## Stated task
Copy the following lines out again without any changes, omitting the pictures.

## Page element annotations
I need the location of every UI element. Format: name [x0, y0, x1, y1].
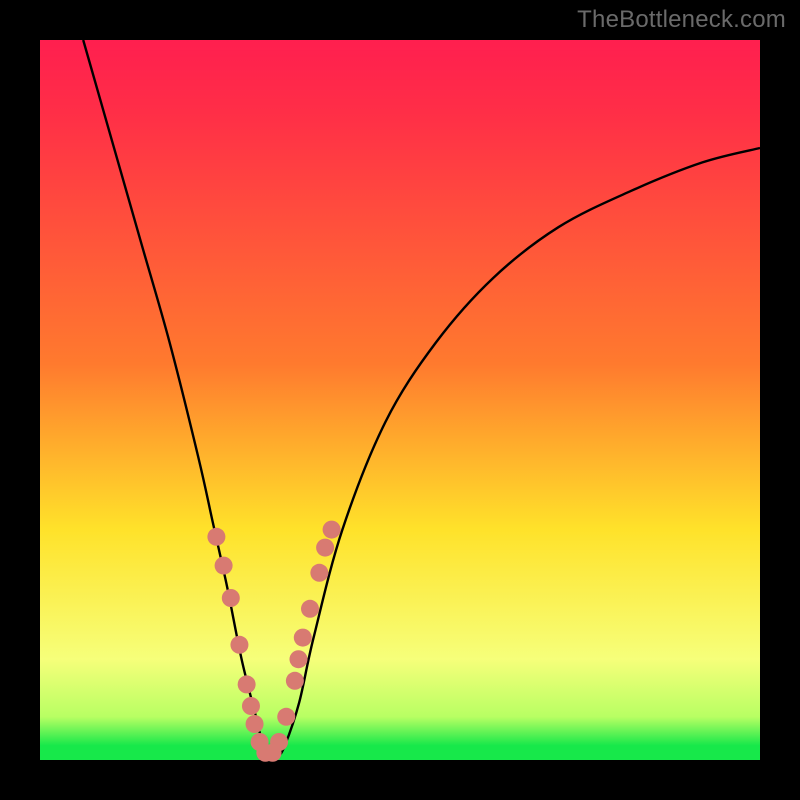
bottleneck-curve	[83, 40, 760, 758]
highlight-dot	[222, 589, 240, 607]
highlight-dot	[316, 539, 334, 557]
highlight-dot	[270, 733, 288, 751]
highlight-dot	[238, 675, 256, 693]
highlight-dots-group	[207, 521, 340, 762]
highlight-dot	[215, 557, 233, 575]
highlight-dot	[323, 521, 341, 539]
highlight-dot	[310, 564, 328, 582]
chart-frame: TheBottleneck.com	[0, 0, 800, 800]
highlight-dot	[301, 600, 319, 618]
watermark-text: TheBottleneck.com	[577, 6, 786, 34]
highlight-dot	[286, 672, 304, 690]
curve-svg	[40, 40, 760, 760]
highlight-dot	[289, 650, 307, 668]
highlight-dot	[242, 697, 260, 715]
highlight-dot	[207, 528, 225, 546]
highlight-dot	[277, 708, 295, 726]
highlight-dot	[294, 629, 312, 647]
highlight-dot	[230, 636, 248, 654]
plot-area	[40, 40, 760, 760]
highlight-dot	[246, 715, 264, 733]
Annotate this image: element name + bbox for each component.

## Answer for this exercise
I need the location of every UI element. Format: name [x0, y0, x1, y1].
bottleneck-curve	[83, 40, 760, 758]
highlight-dot	[222, 589, 240, 607]
highlight-dot	[316, 539, 334, 557]
highlight-dot	[270, 733, 288, 751]
highlight-dot	[238, 675, 256, 693]
highlight-dots-group	[207, 521, 340, 762]
highlight-dot	[215, 557, 233, 575]
highlight-dot	[323, 521, 341, 539]
highlight-dot	[310, 564, 328, 582]
chart-frame: TheBottleneck.com	[0, 0, 800, 800]
highlight-dot	[301, 600, 319, 618]
watermark-text: TheBottleneck.com	[577, 6, 786, 34]
highlight-dot	[286, 672, 304, 690]
curve-svg	[40, 40, 760, 760]
highlight-dot	[289, 650, 307, 668]
highlight-dot	[242, 697, 260, 715]
highlight-dot	[207, 528, 225, 546]
highlight-dot	[277, 708, 295, 726]
highlight-dot	[294, 629, 312, 647]
highlight-dot	[230, 636, 248, 654]
plot-area	[40, 40, 760, 760]
highlight-dot	[246, 715, 264, 733]
Annotate this image: element name + bbox for each component.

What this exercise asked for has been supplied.